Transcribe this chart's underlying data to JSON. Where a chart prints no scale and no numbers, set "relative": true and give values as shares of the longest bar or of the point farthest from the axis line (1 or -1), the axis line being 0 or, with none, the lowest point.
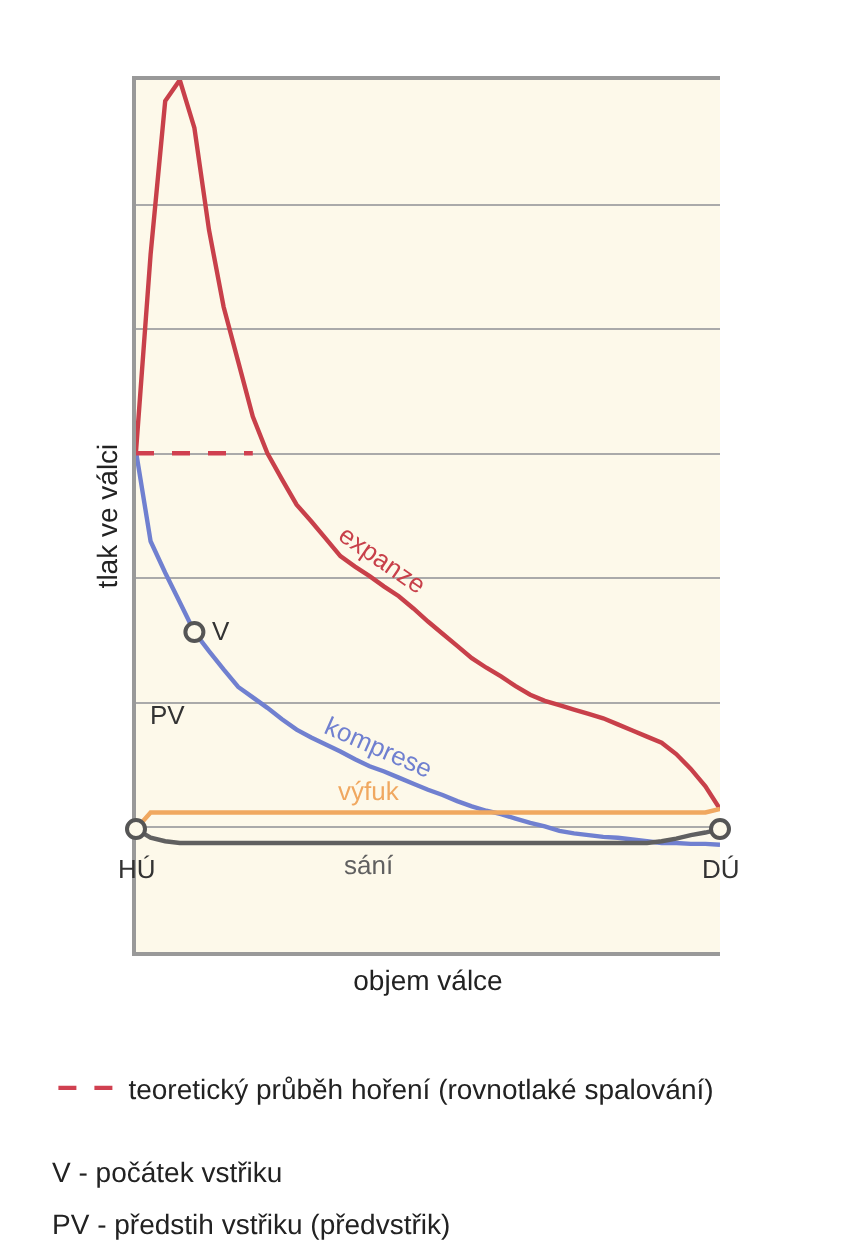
{
  "chart_data": {
    "type": "line",
    "relative": true,
    "xlabel": "objem válce",
    "ylabel": "tlak ve válci",
    "grid": "y",
    "legend": "bottom",
    "categories": [
      null,
      null,
      null,
      null,
      null,
      null,
      null,
      null,
      null,
      null,
      null,
      null,
      null,
      null,
      null,
      null,
      null,
      null,
      null,
      null,
      null,
      null,
      null,
      null,
      null,
      null,
      null,
      null,
      null,
      null,
      null,
      null,
      null,
      null,
      null,
      null,
      null,
      null,
      null,
      null,
      null
    ],
    "series": [
      {
        "name": "expanze",
        "color": "#c8404a",
        "values": [
          0.574,
          0.8,
          0.976,
          1,
          0.945,
          0.828,
          0.74,
          0.677,
          0.614,
          0.572,
          0.542,
          0.513,
          0.494,
          0.474,
          0.454,
          0.442,
          0.431,
          0.419,
          0.408,
          0.394,
          0.379,
          0.365,
          0.351,
          0.337,
          0.326,
          0.316,
          0.305,
          0.295,
          0.288,
          0.283,
          0.278,
          0.273,
          0.268,
          0.261,
          0.254,
          0.247,
          0.24,
          0.227,
          0.21,
          0.19,
          0.164
        ]
      },
      {
        "name": "komprese",
        "color": "#7080d0",
        "values": [
          0.574,
          0.471,
          0.435,
          0.401,
          0.367,
          0.345,
          0.324,
          0.304,
          0.292,
          0.28,
          0.267,
          0.255,
          0.246,
          0.238,
          0.23,
          0.221,
          0.213,
          0.207,
          0.2,
          0.193,
          0.186,
          0.18,
          0.173,
          0.167,
          0.162,
          0.158,
          0.153,
          0.148,
          0.144,
          0.139,
          0.136,
          0.134,
          0.132,
          0.131,
          0.129,
          0.127,
          0.125,
          0.125,
          0.124,
          0.124,
          0.123
        ]
      },
      {
        "name": "výfuk",
        "color": "#f0a860",
        "values": [
          0.141,
          0.16,
          0.16,
          0.16,
          0.16,
          0.16,
          0.16,
          0.16,
          0.16,
          0.16,
          0.16,
          0.16,
          0.16,
          0.16,
          0.16,
          0.16,
          0.16,
          0.16,
          0.16,
          0.16,
          0.16,
          0.16,
          0.16,
          0.16,
          0.16,
          0.16,
          0.16,
          0.16,
          0.16,
          0.16,
          0.16,
          0.16,
          0.16,
          0.16,
          0.16,
          0.16,
          0.16,
          0.16,
          0.16,
          0.16,
          0.164
        ]
      },
      {
        "name": "sání",
        "color": "#606060",
        "values": [
          0.141,
          0.131,
          0.127,
          0.125,
          0.125,
          0.125,
          0.125,
          0.125,
          0.125,
          0.125,
          0.125,
          0.125,
          0.125,
          0.125,
          0.125,
          0.125,
          0.125,
          0.125,
          0.125,
          0.125,
          0.125,
          0.125,
          0.125,
          0.125,
          0.125,
          0.125,
          0.125,
          0.125,
          0.125,
          0.125,
          0.125,
          0.125,
          0.125,
          0.125,
          0.125,
          0.125,
          0.127,
          0.13,
          0.134,
          0.137,
          0.141
        ]
      },
      {
        "name": "teoretický průběh hoření (rovnotlaké spalování)",
        "color": "#d04050",
        "line_style": "dashed",
        "values": [
          0.572,
          0.572,
          0.572,
          0.572,
          0.572,
          0.572,
          0.572,
          0.572,
          0.572,
          null,
          null,
          null,
          null,
          null,
          null,
          null,
          null,
          null,
          null,
          null,
          null,
          null,
          null,
          null,
          null,
          null,
          null,
          null,
          null,
          null,
          null,
          null,
          null,
          null,
          null,
          null,
          null,
          null,
          null,
          null,
          null
        ]
      }
    ],
    "annotations": [
      "V",
      "PV",
      "HÚ",
      "DÚ",
      "V - počátek vstřiku",
      "PV - předstih vstřiku (předvstřik)"
    ]
  }
}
────────────────────────────────────────
• _TASK GOAL_
Take every line that includes the string "name" and copy it.

• _SOLUTION FOR THIS PROBLEM_
        "name": "expanze",
        "name": "komprese",
        "name": "výfuk",
        "name": "sání",
        "name": "teoretický průběh hoření (rovnotlaké spalování)",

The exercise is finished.